Entries from a dataset
======
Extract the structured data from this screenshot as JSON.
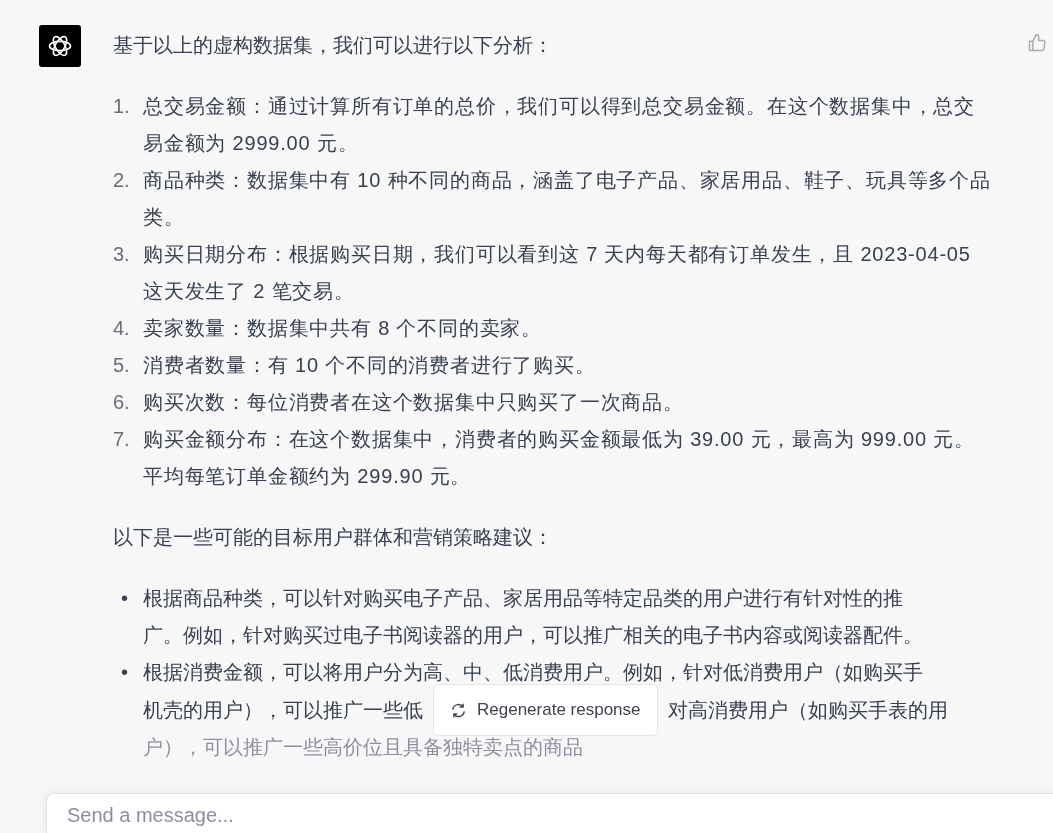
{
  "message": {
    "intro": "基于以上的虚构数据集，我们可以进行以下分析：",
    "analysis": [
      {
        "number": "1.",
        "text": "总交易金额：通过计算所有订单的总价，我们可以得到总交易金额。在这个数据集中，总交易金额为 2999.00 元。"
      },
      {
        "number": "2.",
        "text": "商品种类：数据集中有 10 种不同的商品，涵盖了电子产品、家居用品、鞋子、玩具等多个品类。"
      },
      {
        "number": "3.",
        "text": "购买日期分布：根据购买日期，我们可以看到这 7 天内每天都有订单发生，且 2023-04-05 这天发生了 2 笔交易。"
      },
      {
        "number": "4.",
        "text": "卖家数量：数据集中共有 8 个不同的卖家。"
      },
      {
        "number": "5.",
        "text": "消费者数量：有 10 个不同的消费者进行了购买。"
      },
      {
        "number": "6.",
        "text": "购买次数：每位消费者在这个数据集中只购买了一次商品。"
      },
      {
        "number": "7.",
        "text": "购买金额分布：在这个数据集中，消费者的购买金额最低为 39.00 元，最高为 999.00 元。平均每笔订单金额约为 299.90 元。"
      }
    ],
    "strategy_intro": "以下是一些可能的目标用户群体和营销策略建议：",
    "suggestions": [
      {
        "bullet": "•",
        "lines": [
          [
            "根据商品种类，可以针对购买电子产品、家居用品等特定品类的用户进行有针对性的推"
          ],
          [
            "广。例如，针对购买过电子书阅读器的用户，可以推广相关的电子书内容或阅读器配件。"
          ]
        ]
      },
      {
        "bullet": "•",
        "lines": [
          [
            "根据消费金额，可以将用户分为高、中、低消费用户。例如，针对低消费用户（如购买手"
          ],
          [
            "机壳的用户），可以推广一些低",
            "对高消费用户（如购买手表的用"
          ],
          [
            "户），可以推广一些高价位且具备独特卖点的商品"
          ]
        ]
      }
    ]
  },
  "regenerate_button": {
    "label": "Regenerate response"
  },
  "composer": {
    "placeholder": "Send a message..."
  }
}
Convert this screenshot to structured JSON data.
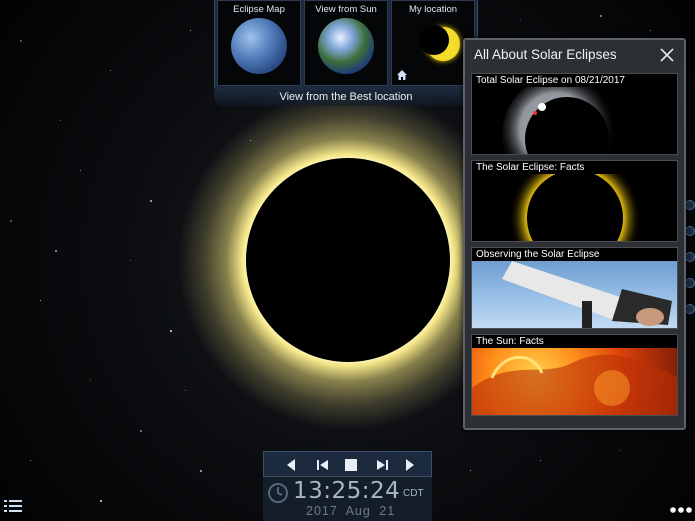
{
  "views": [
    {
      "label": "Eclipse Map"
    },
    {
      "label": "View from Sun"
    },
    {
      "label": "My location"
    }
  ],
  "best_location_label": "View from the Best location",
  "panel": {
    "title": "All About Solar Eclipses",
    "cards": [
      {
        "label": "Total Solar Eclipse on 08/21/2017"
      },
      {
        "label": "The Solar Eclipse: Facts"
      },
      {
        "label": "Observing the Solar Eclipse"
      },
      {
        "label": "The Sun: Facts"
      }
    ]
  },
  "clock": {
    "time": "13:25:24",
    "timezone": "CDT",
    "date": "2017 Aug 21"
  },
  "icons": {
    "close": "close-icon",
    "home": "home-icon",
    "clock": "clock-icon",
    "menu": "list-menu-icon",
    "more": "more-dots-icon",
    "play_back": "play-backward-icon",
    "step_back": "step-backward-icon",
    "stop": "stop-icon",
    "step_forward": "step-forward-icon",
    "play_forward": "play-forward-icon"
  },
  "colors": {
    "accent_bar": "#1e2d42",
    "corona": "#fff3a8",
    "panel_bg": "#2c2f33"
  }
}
======
### Problem details
Return the entries unchanged, save for the pictures, which do not belong in the copy.

### Final result
Extract the structured data from this screenshot as JSON.
{
  "message": {
    "intro": "基于以上的虚构数据集，我们可以进行以下分析：",
    "analysis": [
      {
        "number": "1.",
        "text": "总交易金额：通过计算所有订单的总价，我们可以得到总交易金额。在这个数据集中，总交易金额为 2999.00 元。"
      },
      {
        "number": "2.",
        "text": "商品种类：数据集中有 10 种不同的商品，涵盖了电子产品、家居用品、鞋子、玩具等多个品类。"
      },
      {
        "number": "3.",
        "text": "购买日期分布：根据购买日期，我们可以看到这 7 天内每天都有订单发生，且 2023-04-05 这天发生了 2 笔交易。"
      },
      {
        "number": "4.",
        "text": "卖家数量：数据集中共有 8 个不同的卖家。"
      },
      {
        "number": "5.",
        "text": "消费者数量：有 10 个不同的消费者进行了购买。"
      },
      {
        "number": "6.",
        "text": "购买次数：每位消费者在这个数据集中只购买了一次商品。"
      },
      {
        "number": "7.",
        "text": "购买金额分布：在这个数据集中，消费者的购买金额最低为 39.00 元，最高为 999.00 元。平均每笔订单金额约为 299.90 元。"
      }
    ],
    "strategy_intro": "以下是一些可能的目标用户群体和营销策略建议：",
    "suggestions": [
      {
        "bullet": "•",
        "lines": [
          [
            "根据商品种类，可以针对购买电子产品、家居用品等特定品类的用户进行有针对性的推"
          ],
          [
            "广。例如，针对购买过电子书阅读器的用户，可以推广相关的电子书内容或阅读器配件。"
          ]
        ]
      },
      {
        "bullet": "•",
        "lines": [
          [
            "根据消费金额，可以将用户分为高、中、低消费用户。例如，针对低消费用户（如购买手"
          ],
          [
            "机壳的用户），可以推广一些低",
            "对高消费用户（如购买手表的用"
          ],
          [
            "户），可以推广一些高价位且具备独特卖点的商品"
          ]
        ]
      }
    ]
  },
  "regenerate_button": {
    "label": "Regenerate response"
  },
  "composer": {
    "placeholder": "Send a message..."
  }
}
Convert this screenshot to structured JSON data.
{
  "views": [
    {
      "label": "Eclipse Map"
    },
    {
      "label": "View from Sun"
    },
    {
      "label": "My location"
    }
  ],
  "best_location_label": "View from the Best location",
  "panel": {
    "title": "All About Solar Eclipses",
    "cards": [
      {
        "label": "Total Solar Eclipse on 08/21/2017"
      },
      {
        "label": "The Solar Eclipse: Facts"
      },
      {
        "label": "Observing the Solar Eclipse"
      },
      {
        "label": "The Sun: Facts"
      }
    ]
  },
  "clock": {
    "time": "13:25:24",
    "timezone": "CDT",
    "date": "2017 Aug 21"
  },
  "icons": {
    "close": "close-icon",
    "home": "home-icon",
    "clock": "clock-icon",
    "menu": "list-menu-icon",
    "more": "more-dots-icon",
    "play_back": "play-backward-icon",
    "step_back": "step-backward-icon",
    "stop": "stop-icon",
    "step_forward": "step-forward-icon",
    "play_forward": "play-forward-icon"
  },
  "colors": {
    "accent_bar": "#1e2d42",
    "corona": "#fff3a8",
    "panel_bg": "#2c2f33"
  }
}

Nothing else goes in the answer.